## Stated goal
List each line in which the string "journey" appears.

## Dataset extract
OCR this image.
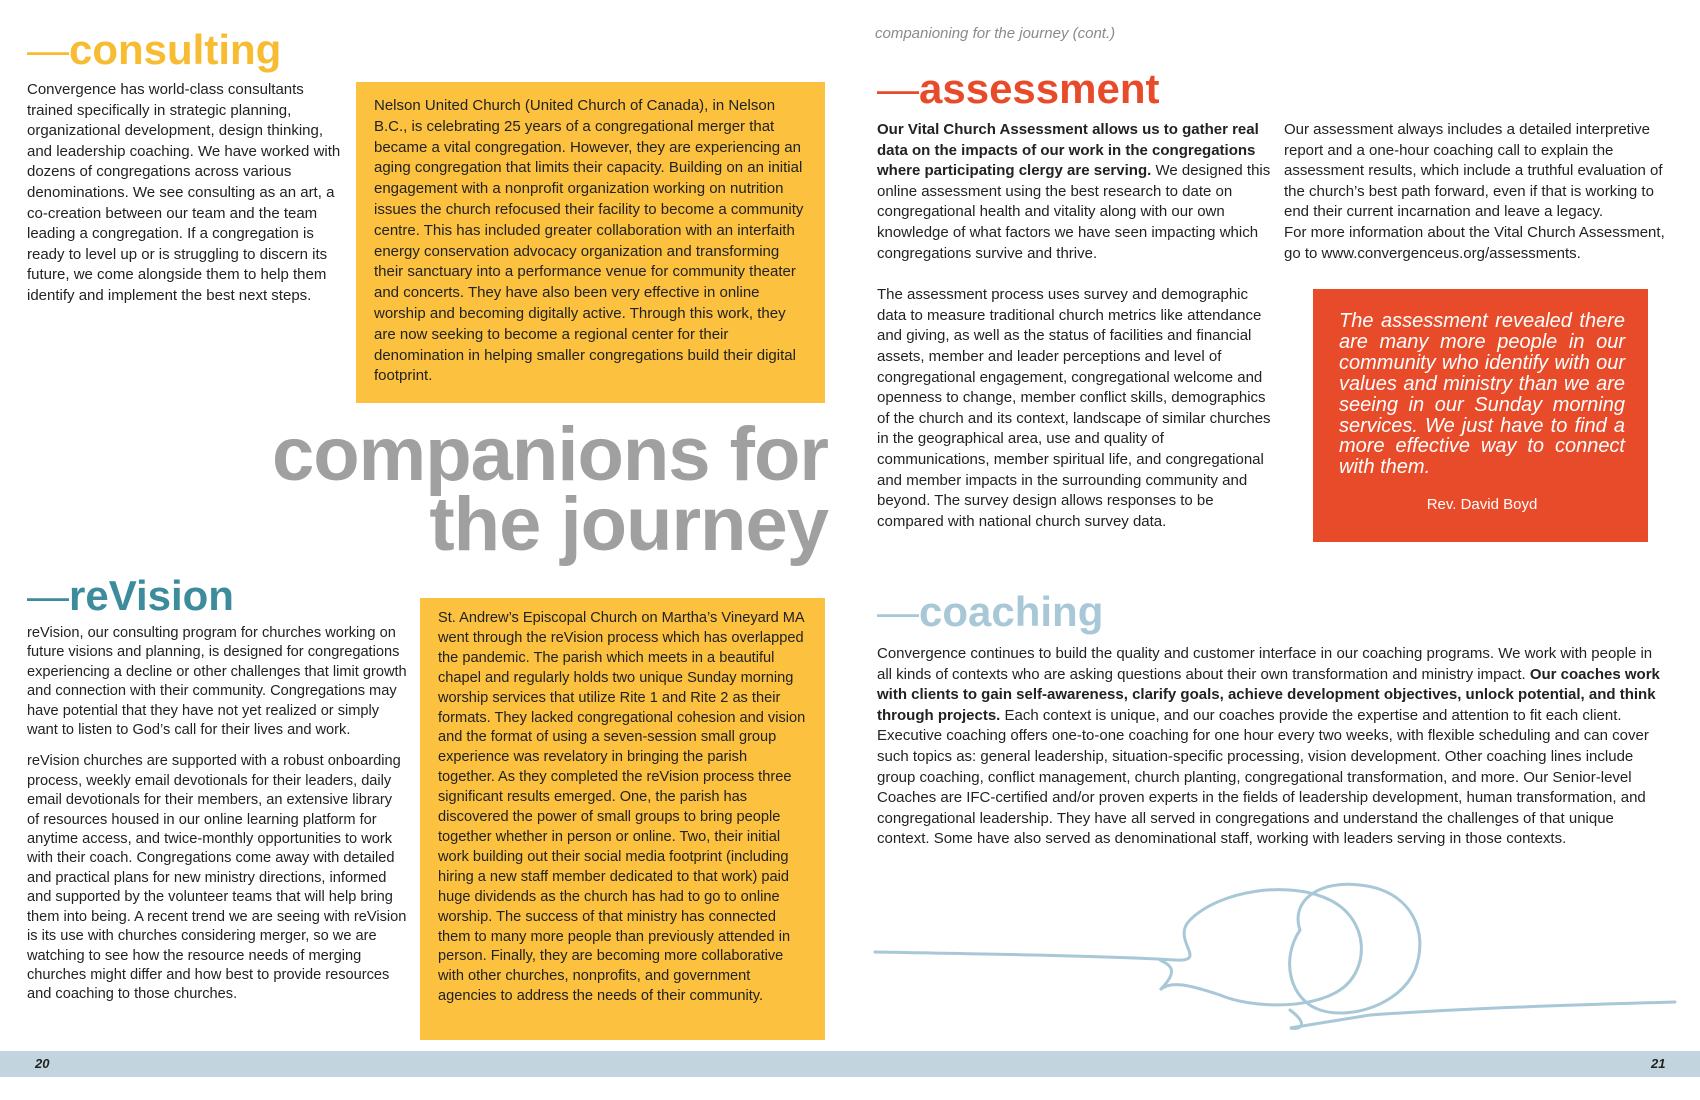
—consulting

Convergence has world-class consultants trained specifically in strategic planning, organizational development, design thinking, and leadership coaching. We have worked with dozens of congregations across various denominations. We see consulting as an art, a co-creation between our team and the team leading a congregation. If a congregation is ready to level up or is struggling to discern its future, we come alongside them to help them identify and implement the best next steps.

Nelson United Church (United Church of Canada), in Nelson B.C., is celebrating 25 years of a congregational merger that became a vital congregation. However, they are experiencing an aging congregation that limits their capacity. Building on an initial engagement with a nonprofit organization working on nutrition issues the church refocused their facility to become a community centre. This has included greater collaboration with an interfaith energy conservation advocacy organization and transforming their sanctuary into a performance venue for community theater and concerts. They have also been very effective in online worship and becoming digitally active. Through this work, they are now seeking to become a regional center for their denomination in helping smaller congregations build their digital footprint.

companions for
the journey
—reVision

reVision, our consulting program for churches working on future visions and planning, is designed for congregations experiencing a decline or other challenges that limit growth and connection with their community. Congregations may have potential that they have not yet realized or simply want to listen to God’s call for their lives and work.

reVision churches are supported with a robust onboarding process, weekly email devotionals for their leaders, daily email devotionals for their members, an extensive library of resources housed in our online learning platform for anytime access, and twice-monthly opportunities to work with their coach. Congregations come away with detailed and practical plans for new ministry directions, informed and supported by the volunteer teams that will help bring them into being. A recent trend we are seeing with reVision is its use with churches considering merger, so we are watching to see how the resource needs of merging churches might differ and how best to provide resources and coaching to those churches.

St. Andrew’s Episcopal Church on Martha’s Vineyard MA went through the reVision process which has overlapped the pandemic. The parish which meets in a beautiful chapel and regularly holds two unique Sunday morning worship services that utilize Rite 1 and Rite 2 as their formats. They lacked congregational cohesion and vision and the format of using a seven-session small group experience was revelatory in bringing the parish together. As they completed the reVision process three significant results emerged. One, the parish has discovered the power of small groups to bring people together whether in person or online. Two, their initial work building out their social media footprint (including hiring a new staff member dedicated to that work) paid huge dividends as the church has had to go to online worship. The success of that ministry has connected them to many more people than previously attended in person. Finally, they are becoming more collaborative with other churches, nonprofits, and government agencies to address the needs of their community.

companioning for the journey (cont.)
—assessment

Our Vital Church Assessment allows us to gather real data on the impacts of our work in the congregations where participating clergy are serving. We designed this online assessment using the best research to date on congregational health and vitality along with our own knowledge of what factors we have seen impacting which congregations survive and thrive.

The assessment process uses survey and demographic data to measure traditional church metrics like attendance and giving, as well as the status of facilities and financial assets, member and leader perceptions and level of congregational engagement, congregational welcome and openness to change, member conflict skills, demographics of the church and its context, landscape of similar churches in the geographical area, use and quality of communications, member spiritual life, and congregational and member impacts in the surrounding community and beyond. The survey design allows responses to be compared with national church survey data.

Our assessment always includes a detailed interpretive report and a one-hour coaching call to explain the assessment results, which include a truthful evaluation of the church’s best path forward, even if that is working to end their current incarnation and leave a legacy.

For more information about the Vital Church Assessment, go to www.convergenceus.org/assessments.

The assessment revealed there are many more people in our community who identify with our values and ministry than we are seeing in our Sunday morning services. We just have to find a more effective way to connect with them.
Rev. David Boyd
—coaching

Convergence continues to build the quality and customer interface in our coaching programs. We work with people in all kinds of contexts who are asking questions about their own transformation and ministry impact. Our coaches work with clients to gain self-awareness, clarify goals, achieve development objectives, unlock potential, and think through projects. Each context is unique, and our coaches provide the expertise and attention to fit each client. Executive coaching offers one-to-one coaching for one hour every two weeks, with flexible scheduling and can cover such topics as: general leadership, situation-specific processing, vision development. Other coaching lines include group coaching, conflict management, church planting, congregational transformation, and more. Our Senior-level Coaches are IFC-certified and/or proven experts in the fields of leadership development, human transformation, and congregational leadership. They have all served in congregations and understand the challenges of that unique context. Some have also served as denominational staff, working with leaders serving in those contexts.

20	21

## Full output
the journey
companioning for the journey (cont.)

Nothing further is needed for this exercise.